Every entry needs to be printed exactly, please.

begin Records

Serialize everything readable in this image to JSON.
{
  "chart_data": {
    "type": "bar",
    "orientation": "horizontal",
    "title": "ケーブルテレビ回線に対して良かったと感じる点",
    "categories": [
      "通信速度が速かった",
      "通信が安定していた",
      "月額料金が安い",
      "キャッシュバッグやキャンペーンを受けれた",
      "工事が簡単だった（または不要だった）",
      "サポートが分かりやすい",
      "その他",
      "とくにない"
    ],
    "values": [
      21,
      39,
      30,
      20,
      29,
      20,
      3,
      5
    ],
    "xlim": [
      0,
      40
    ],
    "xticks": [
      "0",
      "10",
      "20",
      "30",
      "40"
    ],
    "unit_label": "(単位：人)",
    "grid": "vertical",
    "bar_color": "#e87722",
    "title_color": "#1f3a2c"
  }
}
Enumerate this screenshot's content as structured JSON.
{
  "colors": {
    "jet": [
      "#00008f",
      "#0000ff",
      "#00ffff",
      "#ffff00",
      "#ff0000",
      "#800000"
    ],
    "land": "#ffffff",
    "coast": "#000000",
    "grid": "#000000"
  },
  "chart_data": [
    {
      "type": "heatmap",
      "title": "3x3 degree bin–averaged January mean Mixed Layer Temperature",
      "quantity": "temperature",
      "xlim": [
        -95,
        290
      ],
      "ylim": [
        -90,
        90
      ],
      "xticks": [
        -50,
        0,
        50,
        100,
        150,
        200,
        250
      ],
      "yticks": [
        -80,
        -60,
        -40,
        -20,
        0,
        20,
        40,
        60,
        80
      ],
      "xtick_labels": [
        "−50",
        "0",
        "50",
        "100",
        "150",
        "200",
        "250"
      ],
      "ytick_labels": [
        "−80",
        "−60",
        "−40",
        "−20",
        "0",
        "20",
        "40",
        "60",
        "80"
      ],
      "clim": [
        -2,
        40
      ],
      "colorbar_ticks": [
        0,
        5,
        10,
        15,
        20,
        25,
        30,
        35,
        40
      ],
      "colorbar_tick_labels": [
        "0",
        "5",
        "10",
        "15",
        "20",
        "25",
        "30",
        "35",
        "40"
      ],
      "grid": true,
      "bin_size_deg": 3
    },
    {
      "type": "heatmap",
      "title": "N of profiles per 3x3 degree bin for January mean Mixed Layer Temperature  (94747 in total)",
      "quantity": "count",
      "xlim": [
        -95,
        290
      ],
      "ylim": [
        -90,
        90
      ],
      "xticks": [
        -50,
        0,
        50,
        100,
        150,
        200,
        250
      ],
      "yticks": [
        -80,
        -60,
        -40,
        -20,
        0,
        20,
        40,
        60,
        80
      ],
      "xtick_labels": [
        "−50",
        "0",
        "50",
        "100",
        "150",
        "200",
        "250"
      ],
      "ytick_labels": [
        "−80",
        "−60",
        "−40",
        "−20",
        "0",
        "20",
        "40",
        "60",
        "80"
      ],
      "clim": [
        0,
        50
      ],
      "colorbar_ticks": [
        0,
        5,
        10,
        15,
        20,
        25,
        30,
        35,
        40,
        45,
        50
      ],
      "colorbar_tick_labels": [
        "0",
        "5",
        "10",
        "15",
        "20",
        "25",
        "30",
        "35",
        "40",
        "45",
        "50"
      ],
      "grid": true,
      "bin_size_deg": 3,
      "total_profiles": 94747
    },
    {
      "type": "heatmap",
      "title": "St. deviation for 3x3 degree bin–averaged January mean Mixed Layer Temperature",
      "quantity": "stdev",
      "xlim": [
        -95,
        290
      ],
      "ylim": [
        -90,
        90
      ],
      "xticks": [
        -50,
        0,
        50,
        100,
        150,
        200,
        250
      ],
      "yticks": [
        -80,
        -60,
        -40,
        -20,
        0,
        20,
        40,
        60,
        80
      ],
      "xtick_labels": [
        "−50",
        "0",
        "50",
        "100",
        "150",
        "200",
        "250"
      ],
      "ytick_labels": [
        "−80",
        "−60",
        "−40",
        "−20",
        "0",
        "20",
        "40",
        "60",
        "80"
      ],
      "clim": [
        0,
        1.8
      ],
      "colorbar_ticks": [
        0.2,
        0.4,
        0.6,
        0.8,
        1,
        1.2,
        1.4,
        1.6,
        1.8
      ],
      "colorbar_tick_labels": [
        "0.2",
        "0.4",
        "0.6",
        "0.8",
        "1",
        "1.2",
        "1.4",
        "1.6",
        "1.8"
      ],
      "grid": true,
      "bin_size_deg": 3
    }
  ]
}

end Records

* [Answer below]
Serialize everything readable in this image to JSON.
{
  "chart_data": {
    "type": "bar",
    "orientation": "horizontal",
    "title": "ケーブルテレビ回線に対して良かったと感じる点",
    "categories": [
      "通信速度が速かった",
      "通信が安定していた",
      "月額料金が安い",
      "キャッシュバッグやキャンペーンを受けれた",
      "工事が簡単だった（または不要だった）",
      "サポートが分かりやすい",
      "その他",
      "とくにない"
    ],
    "values": [
      21,
      39,
      30,
      20,
      29,
      20,
      3,
      5
    ],
    "xlim": [
      0,
      40
    ],
    "xticks": [
      "0",
      "10",
      "20",
      "30",
      "40"
    ],
    "unit_label": "(単位：人)",
    "grid": "vertical",
    "bar_color": "#e87722",
    "title_color": "#1f3a2c"
  }
}
Enumerate this screenshot's content as structured JSON.
{
  "colors": {
    "jet": [
      "#00008f",
      "#0000ff",
      "#00ffff",
      "#ffff00",
      "#ff0000",
      "#800000"
    ],
    "land": "#ffffff",
    "coast": "#000000",
    "grid": "#000000"
  },
  "chart_data": [
    {
      "type": "heatmap",
      "title": "3x3 degree bin–averaged January mean Mixed Layer Temperature",
      "quantity": "temperature",
      "xlim": [
        -95,
        290
      ],
      "ylim": [
        -90,
        90
      ],
      "xticks": [
        -50,
        0,
        50,
        100,
        150,
        200,
        250
      ],
      "yticks": [
        -80,
        -60,
        -40,
        -20,
        0,
        20,
        40,
        60,
        80
      ],
      "xtick_labels": [
        "−50",
        "0",
        "50",
        "100",
        "150",
        "200",
        "250"
      ],
      "ytick_labels": [
        "−80",
        "−60",
        "−40",
        "−20",
        "0",
        "20",
        "40",
        "60",
        "80"
      ],
      "clim": [
        -2,
        40
      ],
      "colorbar_ticks": [
        0,
        5,
        10,
        15,
        20,
        25,
        30,
        35,
        40
      ],
      "colorbar_tick_labels": [
        "0",
        "5",
        "10",
        "15",
        "20",
        "25",
        "30",
        "35",
        "40"
      ],
      "grid": true,
      "bin_size_deg": 3
    },
    {
      "type": "heatmap",
      "title": "N of profiles per 3x3 degree bin for January mean Mixed Layer Temperature  (94747 in total)",
      "quantity": "count",
      "xlim": [
        -95,
        290
      ],
      "ylim": [
        -90,
        90
      ],
      "xticks": [
        -50,
        0,
        50,
        100,
        150,
        200,
        250
      ],
      "yticks": [
        -80,
        -60,
        -40,
        -20,
        0,
        20,
        40,
        60,
        80
      ],
      "xtick_labels": [
        "−50",
        "0",
        "50",
        "100",
        "150",
        "200",
        "250"
      ],
      "ytick_labels": [
        "−80",
        "−60",
        "−40",
        "−20",
        "0",
        "20",
        "40",
        "60",
        "80"
      ],
      "clim": [
        0,
        50
      ],
      "colorbar_ticks": [
        0,
        5,
        10,
        15,
        20,
        25,
        30,
        35,
        40,
        45,
        50
      ],
      "colorbar_tick_labels": [
        "0",
        "5",
        "10",
        "15",
        "20",
        "25",
        "30",
        "35",
        "40",
        "45",
        "50"
      ],
      "grid": true,
      "bin_size_deg": 3,
      "total_profiles": 94747
    },
    {
      "type": "heatmap",
      "title": "St. deviation for 3x3 degree bin–averaged January mean Mixed Layer Temperature",
      "quantity": "stdev",
      "xlim": [
        -95,
        290
      ],
      "ylim": [
        -90,
        90
      ],
      "xticks": [
        -50,
        0,
        50,
        100,
        150,
        200,
        250
      ],
      "yticks": [
        -80,
        -60,
        -40,
        -20,
        0,
        20,
        40,
        60,
        80
      ],
      "xtick_labels": [
        "−50",
        "0",
        "50",
        "100",
        "150",
        "200",
        "250"
      ],
      "ytick_labels": [
        "−80",
        "−60",
        "−40",
        "−20",
        "0",
        "20",
        "40",
        "60",
        "80"
      ],
      "clim": [
        0,
        1.8
      ],
      "colorbar_ticks": [
        0.2,
        0.4,
        0.6,
        0.8,
        1,
        1.2,
        1.4,
        1.6,
        1.8
      ],
      "colorbar_tick_labels": [
        "0.2",
        "0.4",
        "0.6",
        "0.8",
        "1",
        "1.2",
        "1.4",
        "1.6",
        "1.8"
      ],
      "grid": true,
      "bin_size_deg": 3
    }
  ]
}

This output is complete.